=== Collected data ===
════════════════
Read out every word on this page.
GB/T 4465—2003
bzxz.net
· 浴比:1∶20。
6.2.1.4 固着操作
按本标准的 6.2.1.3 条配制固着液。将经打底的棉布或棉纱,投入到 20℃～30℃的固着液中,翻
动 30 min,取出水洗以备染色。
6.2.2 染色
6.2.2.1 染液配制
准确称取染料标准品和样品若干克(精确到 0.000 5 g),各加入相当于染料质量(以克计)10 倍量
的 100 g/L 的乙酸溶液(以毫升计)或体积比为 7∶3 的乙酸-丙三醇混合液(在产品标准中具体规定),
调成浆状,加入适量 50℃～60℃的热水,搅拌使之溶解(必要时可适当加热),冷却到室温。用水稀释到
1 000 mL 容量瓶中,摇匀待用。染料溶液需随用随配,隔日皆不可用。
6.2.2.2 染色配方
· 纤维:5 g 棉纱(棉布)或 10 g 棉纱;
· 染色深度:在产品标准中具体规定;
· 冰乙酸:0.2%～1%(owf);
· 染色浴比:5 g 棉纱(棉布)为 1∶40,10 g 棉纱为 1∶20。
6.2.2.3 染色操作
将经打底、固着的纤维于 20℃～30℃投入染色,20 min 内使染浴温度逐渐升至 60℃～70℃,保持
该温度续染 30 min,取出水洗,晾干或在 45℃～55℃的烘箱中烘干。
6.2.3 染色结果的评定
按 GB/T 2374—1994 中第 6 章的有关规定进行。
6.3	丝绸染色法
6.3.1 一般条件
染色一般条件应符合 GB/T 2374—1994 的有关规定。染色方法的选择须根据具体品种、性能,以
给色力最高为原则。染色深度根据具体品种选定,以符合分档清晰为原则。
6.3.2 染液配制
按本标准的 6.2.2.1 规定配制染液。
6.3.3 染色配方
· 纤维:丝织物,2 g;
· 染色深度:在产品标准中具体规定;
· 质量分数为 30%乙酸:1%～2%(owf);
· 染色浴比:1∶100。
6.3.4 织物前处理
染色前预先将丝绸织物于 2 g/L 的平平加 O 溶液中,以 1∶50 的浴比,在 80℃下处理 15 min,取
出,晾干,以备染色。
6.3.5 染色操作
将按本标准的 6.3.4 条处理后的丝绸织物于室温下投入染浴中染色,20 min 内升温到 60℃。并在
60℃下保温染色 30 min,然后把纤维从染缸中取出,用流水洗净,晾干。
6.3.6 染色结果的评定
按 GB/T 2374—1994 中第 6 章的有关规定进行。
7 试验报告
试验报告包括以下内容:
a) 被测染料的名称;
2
════════════════
=== Your objective ===
Provide all the records again, word for word.

=== Task result ===
Read out every word on this page.
GB/T 4465—2003
bzxz.net
· 浴比:1∶20。
6.2.1.4 固着操作
按本标准的 6.2.1.3 条配制固着液。将经打底的棉布或棉纱,投入到 20℃～30℃的固着液中,翻
动 30 min,取出水洗以备染色。
6.2.2 染色
6.2.2.1 染液配制
准确称取染料标准品和样品若干克(精确到 0.000 5 g),各加入相当于染料质量(以克计)10 倍量
的 100 g/L 的乙酸溶液(以毫升计)或体积比为 7∶3 的乙酸-丙三醇混合液(在产品标准中具体规定),
调成浆状,加入适量 50℃～60℃的热水,搅拌使之溶解(必要时可适当加热),冷却到室温。用水稀释到
1 000 mL 容量瓶中,摇匀待用。染料溶液需随用随配,隔日皆不可用。
6.2.2.2 染色配方
· 纤维:5 g 棉纱(棉布)或 10 g 棉纱;
· 染色深度:在产品标准中具体规定;
· 冰乙酸:0.2%～1%(owf);
· 染色浴比:5 g 棉纱(棉布)为 1∶40,10 g 棉纱为 1∶20。
6.2.2.3 染色操作
将经打底、固着的纤维于 20℃～30℃投入染色,20 min 内使染浴温度逐渐升至 60℃～70℃,保持
该温度续染 30 min,取出水洗,晾干或在 45℃～55℃的烘箱中烘干。
6.2.3 染色结果的评定
按 GB/T 2374—1994 中第 6 章的有关规定进行。
6.3	丝绸染色法
6.3.1 一般条件
染色一般条件应符合 GB/T 2374—1994 的有关规定。染色方法的选择须根据具体品种、性能,以
给色力最高为原则。染色深度根据具体品种选定,以符合分档清晰为原则。
6.3.2 染液配制
按本标准的 6.2.2.1 规定配制染液。
6.3.3 染色配方
· 纤维:丝织物,2 g;
· 染色深度:在产品标准中具体规定;
· 质量分数为 30%乙酸:1%～2%(owf);
· 染色浴比:1∶100。
6.3.4 织物前处理
染色前预先将丝绸织物于 2 g/L 的平平加 O 溶液中,以 1∶50 的浴比,在 80℃下处理 15 min,取
出,晾干,以备染色。
6.3.5 染色操作
将按本标准的 6.3.4 条处理后的丝绸织物于室温下投入染浴中染色,20 min 内升温到 60℃。并在
60℃下保温染色 30 min,然后把纤维从染缸中取出,用流水洗净,晾干。
6.3.6 染色结果的评定
按 GB/T 2374—1994 中第 6 章的有关规定进行。
7 试验报告
试验报告包括以下内容:
a) 被测染料的名称;
2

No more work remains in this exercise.